(Instructions to follow) Output all the material that follows, exactly as given.

* * * * * * *

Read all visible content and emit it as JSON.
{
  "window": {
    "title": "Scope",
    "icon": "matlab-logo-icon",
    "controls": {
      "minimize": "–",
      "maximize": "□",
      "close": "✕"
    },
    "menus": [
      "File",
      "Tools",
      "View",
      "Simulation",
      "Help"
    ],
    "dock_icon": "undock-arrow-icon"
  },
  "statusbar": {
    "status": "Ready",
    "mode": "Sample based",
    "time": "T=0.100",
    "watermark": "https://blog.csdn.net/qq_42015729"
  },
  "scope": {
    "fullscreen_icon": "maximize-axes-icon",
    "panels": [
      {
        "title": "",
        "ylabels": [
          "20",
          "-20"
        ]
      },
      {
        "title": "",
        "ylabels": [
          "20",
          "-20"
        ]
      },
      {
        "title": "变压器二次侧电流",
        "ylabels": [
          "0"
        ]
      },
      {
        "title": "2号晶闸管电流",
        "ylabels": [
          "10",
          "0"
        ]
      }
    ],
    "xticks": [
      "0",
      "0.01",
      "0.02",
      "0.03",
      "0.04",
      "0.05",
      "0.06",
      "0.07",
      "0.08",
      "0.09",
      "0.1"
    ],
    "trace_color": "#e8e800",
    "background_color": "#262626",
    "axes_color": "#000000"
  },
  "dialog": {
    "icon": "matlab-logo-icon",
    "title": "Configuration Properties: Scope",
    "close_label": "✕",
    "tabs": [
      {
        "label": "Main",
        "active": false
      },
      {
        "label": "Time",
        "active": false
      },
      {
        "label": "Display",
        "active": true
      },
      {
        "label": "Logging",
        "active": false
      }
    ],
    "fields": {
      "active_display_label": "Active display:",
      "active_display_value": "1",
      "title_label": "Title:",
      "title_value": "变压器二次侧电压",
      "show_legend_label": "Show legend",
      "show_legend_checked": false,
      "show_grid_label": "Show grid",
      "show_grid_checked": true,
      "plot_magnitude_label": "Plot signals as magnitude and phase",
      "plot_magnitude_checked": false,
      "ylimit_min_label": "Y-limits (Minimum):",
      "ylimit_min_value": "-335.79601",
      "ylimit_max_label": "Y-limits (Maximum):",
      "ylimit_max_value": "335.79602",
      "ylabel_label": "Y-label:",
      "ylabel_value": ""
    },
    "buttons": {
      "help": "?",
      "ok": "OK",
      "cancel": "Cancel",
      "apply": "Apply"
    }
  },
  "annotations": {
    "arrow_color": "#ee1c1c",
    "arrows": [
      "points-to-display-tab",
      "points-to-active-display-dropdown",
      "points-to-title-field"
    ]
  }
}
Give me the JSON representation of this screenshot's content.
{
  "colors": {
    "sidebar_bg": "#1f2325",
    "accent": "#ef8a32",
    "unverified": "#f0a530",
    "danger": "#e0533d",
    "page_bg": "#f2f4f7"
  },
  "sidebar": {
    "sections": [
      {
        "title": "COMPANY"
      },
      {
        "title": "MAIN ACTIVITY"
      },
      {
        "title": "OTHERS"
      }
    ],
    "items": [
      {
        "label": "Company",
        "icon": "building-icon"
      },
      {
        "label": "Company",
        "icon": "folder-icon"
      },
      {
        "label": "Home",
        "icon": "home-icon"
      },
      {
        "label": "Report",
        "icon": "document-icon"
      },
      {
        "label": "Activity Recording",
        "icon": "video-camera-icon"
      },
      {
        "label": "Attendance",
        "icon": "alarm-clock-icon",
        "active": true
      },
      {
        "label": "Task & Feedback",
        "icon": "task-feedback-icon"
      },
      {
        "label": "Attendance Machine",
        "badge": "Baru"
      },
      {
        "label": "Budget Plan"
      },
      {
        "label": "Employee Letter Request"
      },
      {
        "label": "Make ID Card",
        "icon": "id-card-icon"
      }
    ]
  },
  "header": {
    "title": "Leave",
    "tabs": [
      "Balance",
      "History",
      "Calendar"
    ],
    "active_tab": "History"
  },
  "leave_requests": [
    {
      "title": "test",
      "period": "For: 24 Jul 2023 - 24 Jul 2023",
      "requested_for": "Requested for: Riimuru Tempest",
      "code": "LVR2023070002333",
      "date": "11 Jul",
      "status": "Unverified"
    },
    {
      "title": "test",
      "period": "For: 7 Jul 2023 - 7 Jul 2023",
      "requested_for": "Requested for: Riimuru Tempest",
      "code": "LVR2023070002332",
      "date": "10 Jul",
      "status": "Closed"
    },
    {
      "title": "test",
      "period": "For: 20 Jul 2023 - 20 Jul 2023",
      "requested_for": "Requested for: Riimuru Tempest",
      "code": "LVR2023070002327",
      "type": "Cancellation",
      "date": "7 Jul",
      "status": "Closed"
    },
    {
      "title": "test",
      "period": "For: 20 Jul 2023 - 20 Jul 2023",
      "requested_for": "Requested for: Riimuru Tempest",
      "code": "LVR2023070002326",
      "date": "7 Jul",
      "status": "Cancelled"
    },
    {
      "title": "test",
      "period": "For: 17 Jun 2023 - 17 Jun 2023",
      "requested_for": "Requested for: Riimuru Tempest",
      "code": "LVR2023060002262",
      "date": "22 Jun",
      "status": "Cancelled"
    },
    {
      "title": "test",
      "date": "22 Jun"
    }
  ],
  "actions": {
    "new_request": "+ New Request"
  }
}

* * * * * * *

(Exercise result)
Read all visible content and emit it as JSON.
{
  "window": {
    "title": "Scope",
    "icon": "matlab-logo-icon",
    "controls": {
      "minimize": "–",
      "maximize": "□",
      "close": "✕"
    },
    "menus": [
      "File",
      "Tools",
      "View",
      "Simulation",
      "Help"
    ],
    "dock_icon": "undock-arrow-icon"
  },
  "statusbar": {
    "status": "Ready",
    "mode": "Sample based",
    "time": "T=0.100",
    "watermark": "https://blog.csdn.net/qq_42015729"
  },
  "scope": {
    "fullscreen_icon": "maximize-axes-icon",
    "panels": [
      {
        "title": "",
        "ylabels": [
          "20",
          "-20"
        ]
      },
      {
        "title": "",
        "ylabels": [
          "20",
          "-20"
        ]
      },
      {
        "title": "变压器二次侧电流",
        "ylabels": [
          "0"
        ]
      },
      {
        "title": "2号晶闸管电流",
        "ylabels": [
          "10",
          "0"
        ]
      }
    ],
    "xticks": [
      "0",
      "0.01",
      "0.02",
      "0.03",
      "0.04",
      "0.05",
      "0.06",
      "0.07",
      "0.08",
      "0.09",
      "0.1"
    ],
    "trace_color": "#e8e800",
    "background_color": "#262626",
    "axes_color": "#000000"
  },
  "dialog": {
    "icon": "matlab-logo-icon",
    "title": "Configuration Properties: Scope",
    "close_label": "✕",
    "tabs": [
      {
        "label": "Main",
        "active": false
      },
      {
        "label": "Time",
        "active": false
      },
      {
        "label": "Display",
        "active": true
      },
      {
        "label": "Logging",
        "active": false
      }
    ],
    "fields": {
      "active_display_label": "Active display:",
      "active_display_value": "1",
      "title_label": "Title:",
      "title_value": "变压器二次侧电压",
      "show_legend_label": "Show legend",
      "show_legend_checked": false,
      "show_grid_label": "Show grid",
      "show_grid_checked": true,
      "plot_magnitude_label": "Plot signals as magnitude and phase",
      "plot_magnitude_checked": false,
      "ylimit_min_label": "Y-limits (Minimum):",
      "ylimit_min_value": "-335.79601",
      "ylimit_max_label": "Y-limits (Maximum):",
      "ylimit_max_value": "335.79602",
      "ylabel_label": "Y-label:",
      "ylabel_value": ""
    },
    "buttons": {
      "help": "?",
      "ok": "OK",
      "cancel": "Cancel",
      "apply": "Apply"
    }
  },
  "annotations": {
    "arrow_color": "#ee1c1c",
    "arrows": [
      "points-to-display-tab",
      "points-to-active-display-dropdown",
      "points-to-title-field"
    ]
  }
}
Give me the JSON representation of this screenshot's content.
{
  "colors": {
    "sidebar_bg": "#1f2325",
    "accent": "#ef8a32",
    "unverified": "#f0a530",
    "danger": "#e0533d",
    "page_bg": "#f2f4f7"
  },
  "sidebar": {
    "sections": [
      {
        "title": "COMPANY"
      },
      {
        "title": "MAIN ACTIVITY"
      },
      {
        "title": "OTHERS"
      }
    ],
    "items": [
      {
        "label": "Company",
        "icon": "building-icon"
      },
      {
        "label": "Company",
        "icon": "folder-icon"
      },
      {
        "label": "Home",
        "icon": "home-icon"
      },
      {
        "label": "Report",
        "icon": "document-icon"
      },
      {
        "label": "Activity Recording",
        "icon": "video-camera-icon"
      },
      {
        "label": "Attendance",
        "icon": "alarm-clock-icon",
        "active": true
      },
      {
        "label": "Task & Feedback",
        "icon": "task-feedback-icon"
      },
      {
        "label": "Attendance Machine",
        "badge": "Baru"
      },
      {
        "label": "Budget Plan"
      },
      {
        "label": "Employee Letter Request"
      },
      {
        "label": "Make ID Card",
        "icon": "id-card-icon"
      }
    ]
  },
  "header": {
    "title": "Leave",
    "tabs": [
      "Balance",
      "History",
      "Calendar"
    ],
    "active_tab": "History"
  },
  "leave_requests": [
    {
      "title": "test",
      "period": "For: 24 Jul 2023 - 24 Jul 2023",
      "requested_for": "Requested for: Riimuru Tempest",
      "code": "LVR2023070002333",
      "date": "11 Jul",
      "status": "Unverified"
    },
    {
      "title": "test",
      "period": "For: 7 Jul 2023 - 7 Jul 2023",
      "requested_for": "Requested for: Riimuru Tempest",
      "code": "LVR2023070002332",
      "date": "10 Jul",
      "status": "Closed"
    },
    {
      "title": "test",
      "period": "For: 20 Jul 2023 - 20 Jul 2023",
      "requested_for": "Requested for: Riimuru Tempest",
      "code": "LVR2023070002327",
      "type": "Cancellation",
      "date": "7 Jul",
      "status": "Closed"
    },
    {
      "title": "test",
      "period": "For: 20 Jul 2023 - 20 Jul 2023",
      "requested_for": "Requested for: Riimuru Tempest",
      "code": "LVR2023070002326",
      "date": "7 Jul",
      "status": "Cancelled"
    },
    {
      "title": "test",
      "period": "For: 17 Jun 2023 - 17 Jun 2023",
      "requested_for": "Requested for: Riimuru Tempest",
      "code": "LVR2023060002262",
      "date": "22 Jun",
      "status": "Cancelled"
    },
    {
      "title": "test",
      "date": "22 Jun"
    }
  ],
  "actions": {
    "new_request": "+ New Request"
  }
}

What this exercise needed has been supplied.